Scan the listing below for the word "JSON" and state how many lines hold it. Write nothing but the number.

[START OF PROVIDED DATA]

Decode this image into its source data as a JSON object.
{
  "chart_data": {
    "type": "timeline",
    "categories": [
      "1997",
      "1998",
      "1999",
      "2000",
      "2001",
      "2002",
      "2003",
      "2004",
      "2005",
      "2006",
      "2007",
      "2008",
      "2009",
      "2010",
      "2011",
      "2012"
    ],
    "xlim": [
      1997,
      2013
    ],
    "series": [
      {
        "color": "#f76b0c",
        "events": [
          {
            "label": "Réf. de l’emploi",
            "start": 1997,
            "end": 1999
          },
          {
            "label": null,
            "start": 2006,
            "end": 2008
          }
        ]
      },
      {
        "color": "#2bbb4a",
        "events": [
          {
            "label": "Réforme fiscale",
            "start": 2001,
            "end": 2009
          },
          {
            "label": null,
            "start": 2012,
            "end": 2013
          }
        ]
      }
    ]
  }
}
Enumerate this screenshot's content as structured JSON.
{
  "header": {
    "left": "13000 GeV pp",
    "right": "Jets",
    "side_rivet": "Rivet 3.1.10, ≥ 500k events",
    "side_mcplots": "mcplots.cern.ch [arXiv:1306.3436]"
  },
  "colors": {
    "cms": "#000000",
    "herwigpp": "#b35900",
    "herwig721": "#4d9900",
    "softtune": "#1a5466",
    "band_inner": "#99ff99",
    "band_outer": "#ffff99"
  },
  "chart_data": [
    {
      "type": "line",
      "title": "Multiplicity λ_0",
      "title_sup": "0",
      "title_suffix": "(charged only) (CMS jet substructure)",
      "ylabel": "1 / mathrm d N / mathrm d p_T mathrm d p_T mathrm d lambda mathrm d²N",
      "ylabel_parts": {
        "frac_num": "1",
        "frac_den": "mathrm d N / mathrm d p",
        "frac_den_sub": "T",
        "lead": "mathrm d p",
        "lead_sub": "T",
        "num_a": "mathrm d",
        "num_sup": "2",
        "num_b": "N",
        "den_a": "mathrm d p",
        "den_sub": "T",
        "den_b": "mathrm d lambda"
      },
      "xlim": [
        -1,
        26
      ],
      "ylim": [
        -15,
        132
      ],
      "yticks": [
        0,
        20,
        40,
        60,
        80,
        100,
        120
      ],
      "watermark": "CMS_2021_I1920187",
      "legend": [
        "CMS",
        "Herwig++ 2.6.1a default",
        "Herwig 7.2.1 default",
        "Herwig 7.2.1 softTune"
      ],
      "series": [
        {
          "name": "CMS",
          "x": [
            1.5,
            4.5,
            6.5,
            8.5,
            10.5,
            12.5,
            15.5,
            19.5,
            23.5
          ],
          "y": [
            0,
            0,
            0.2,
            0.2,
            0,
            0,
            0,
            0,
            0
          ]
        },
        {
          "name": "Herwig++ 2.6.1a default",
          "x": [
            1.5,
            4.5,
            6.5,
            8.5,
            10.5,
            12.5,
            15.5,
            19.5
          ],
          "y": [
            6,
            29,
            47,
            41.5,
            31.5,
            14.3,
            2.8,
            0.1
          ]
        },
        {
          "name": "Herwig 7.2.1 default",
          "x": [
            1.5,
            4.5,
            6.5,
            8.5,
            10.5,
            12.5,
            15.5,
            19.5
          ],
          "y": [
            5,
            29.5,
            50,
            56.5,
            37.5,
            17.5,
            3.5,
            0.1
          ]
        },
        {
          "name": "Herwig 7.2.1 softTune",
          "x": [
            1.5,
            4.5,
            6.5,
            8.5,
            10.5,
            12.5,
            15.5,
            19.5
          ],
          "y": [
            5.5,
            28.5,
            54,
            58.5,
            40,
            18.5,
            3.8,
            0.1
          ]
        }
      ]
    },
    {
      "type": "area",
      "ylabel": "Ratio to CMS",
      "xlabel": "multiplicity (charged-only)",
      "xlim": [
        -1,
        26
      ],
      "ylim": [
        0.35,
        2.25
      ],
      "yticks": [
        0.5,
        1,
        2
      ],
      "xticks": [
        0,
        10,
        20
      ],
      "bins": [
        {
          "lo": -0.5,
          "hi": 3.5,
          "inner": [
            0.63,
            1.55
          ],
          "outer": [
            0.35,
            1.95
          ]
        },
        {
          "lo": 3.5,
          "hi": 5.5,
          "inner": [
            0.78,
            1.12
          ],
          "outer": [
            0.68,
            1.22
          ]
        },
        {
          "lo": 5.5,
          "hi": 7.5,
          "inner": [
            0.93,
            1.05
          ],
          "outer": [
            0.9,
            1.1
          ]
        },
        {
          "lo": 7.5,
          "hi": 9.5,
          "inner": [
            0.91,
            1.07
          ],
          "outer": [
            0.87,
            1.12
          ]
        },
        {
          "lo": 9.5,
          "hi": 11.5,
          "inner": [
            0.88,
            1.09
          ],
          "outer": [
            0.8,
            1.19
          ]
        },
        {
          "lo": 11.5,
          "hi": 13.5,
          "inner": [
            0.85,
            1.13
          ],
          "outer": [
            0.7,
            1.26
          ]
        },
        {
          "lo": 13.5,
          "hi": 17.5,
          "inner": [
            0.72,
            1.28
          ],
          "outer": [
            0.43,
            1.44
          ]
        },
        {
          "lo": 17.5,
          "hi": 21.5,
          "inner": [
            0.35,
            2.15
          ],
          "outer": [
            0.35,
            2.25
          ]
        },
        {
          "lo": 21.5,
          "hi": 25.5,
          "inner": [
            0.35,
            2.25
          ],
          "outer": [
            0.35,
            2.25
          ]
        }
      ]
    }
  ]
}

[END OF PROVIDED DATA]

**EXERCISE ANSWER**: 2